→ **Stored records**:
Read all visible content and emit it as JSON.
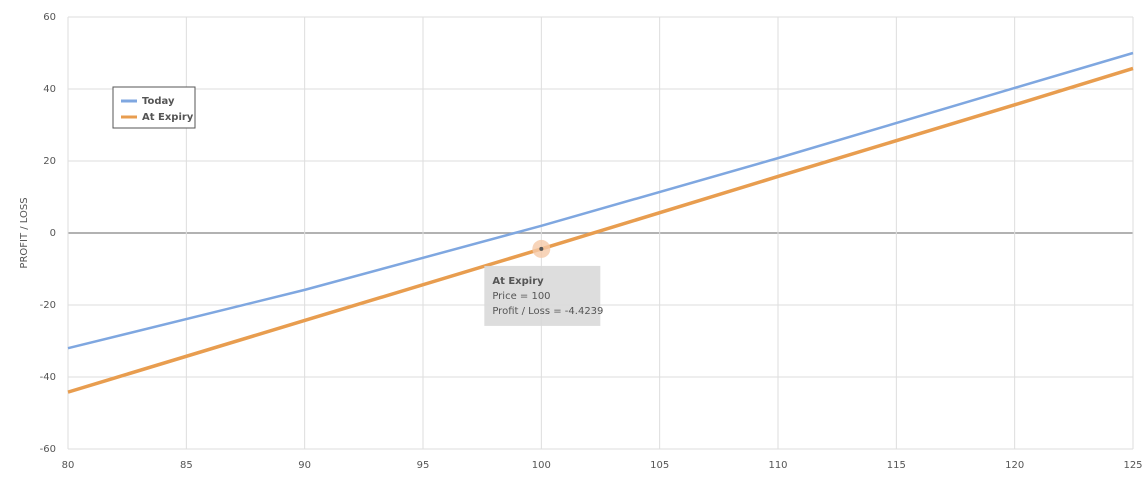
{
  "chart_data": {
    "type": "line",
    "y_label": "PROFIT / LOSS",
    "x": [
      80,
      90,
      100,
      110,
      120,
      125
    ],
    "series": [
      {
        "name": "Today",
        "color": "#7fa7e0",
        "values": [
          -32,
          -15.8,
          2,
          20.8,
          40.3,
          50
        ]
      },
      {
        "name": "At Expiry",
        "color": "#e89d4f",
        "values": [
          -44.2,
          -24.3,
          -4.4239,
          15.7,
          35.6,
          45.7
        ]
      }
    ],
    "xlim": [
      80,
      125
    ],
    "xticks": [
      80,
      85,
      90,
      95,
      100,
      105,
      110,
      115,
      120,
      125
    ],
    "ylim": [
      -60,
      60
    ],
    "yticks": [
      -60,
      -40,
      -20,
      0,
      20,
      40,
      60
    ],
    "grid": true,
    "legend": "upper left",
    "tooltip": {
      "title": "At Expiry",
      "lines": [
        "Price = 100",
        "Profit / Loss = -4.4239"
      ]
    }
  }
}
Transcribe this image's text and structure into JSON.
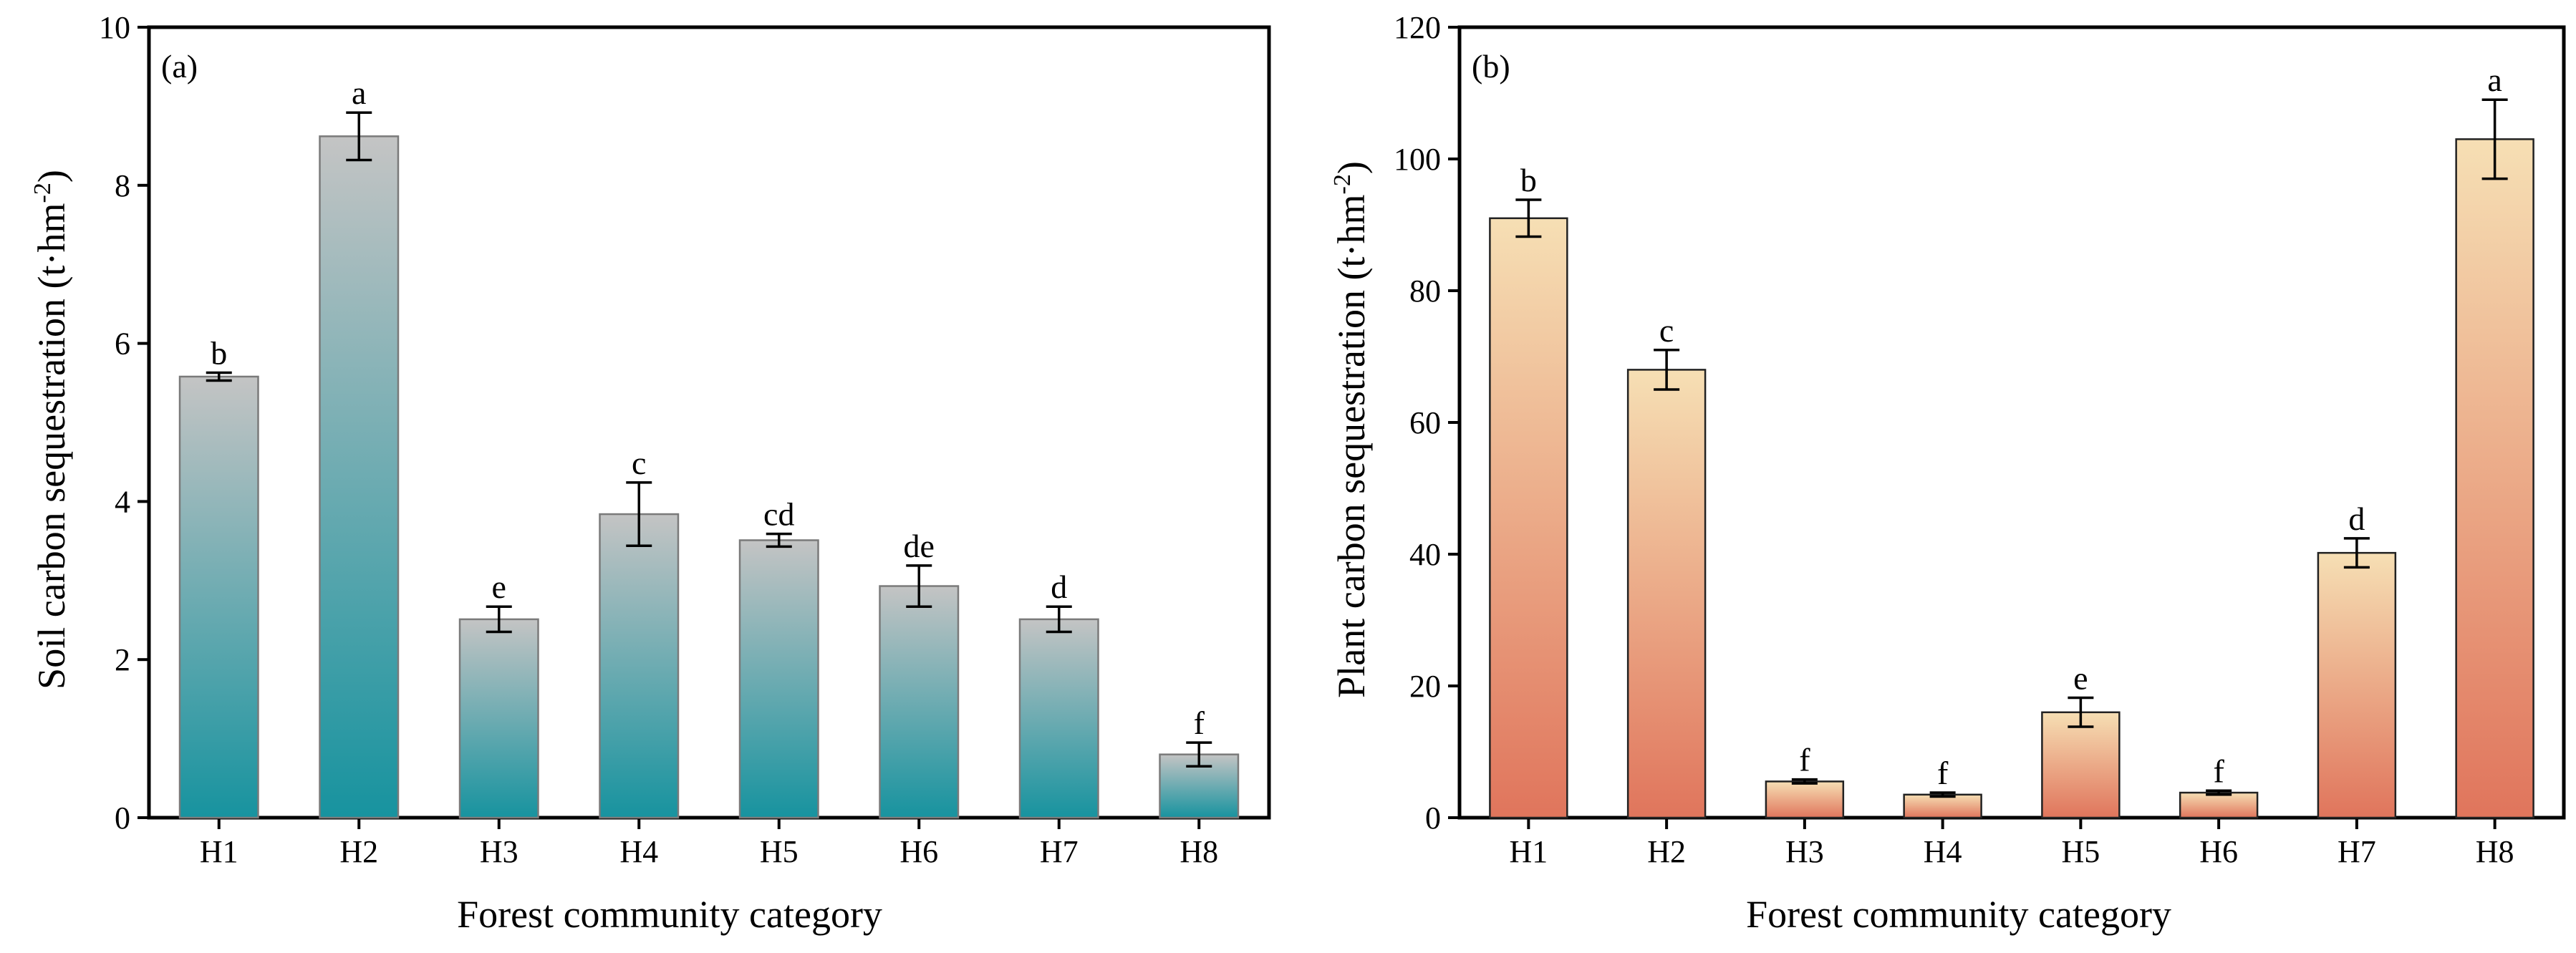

→ **Work to do**:
Repeat all the data as it stands, dropping any images it holds.

→ **Task solution**:
Read all visible content and emit it as JSON.
{
  "chart_data": {
    "type": "line",
    "y_label": "PROFIT / LOSS",
    "x": [
      80,
      90,
      100,
      110,
      120,
      125
    ],
    "series": [
      {
        "name": "Today",
        "color": "#7fa7e0",
        "values": [
          -32,
          -15.8,
          2,
          20.8,
          40.3,
          50
        ]
      },
      {
        "name": "At Expiry",
        "color": "#e89d4f",
        "values": [
          -44.2,
          -24.3,
          -4.4239,
          15.7,
          35.6,
          45.7
        ]
      }
    ],
    "xlim": [
      80,
      125
    ],
    "xticks": [
      80,
      85,
      90,
      95,
      100,
      105,
      110,
      115,
      120,
      125
    ],
    "ylim": [
      -60,
      60
    ],
    "yticks": [
      -60,
      -40,
      -20,
      0,
      20,
      40,
      60
    ],
    "grid": true,
    "legend": "upper left",
    "tooltip": {
      "title": "At Expiry",
      "lines": [
        "Price = 100",
        "Profit / Loss = -4.4239"
      ]
    }
  }
}
Transcribe this image's text and structure into JSON.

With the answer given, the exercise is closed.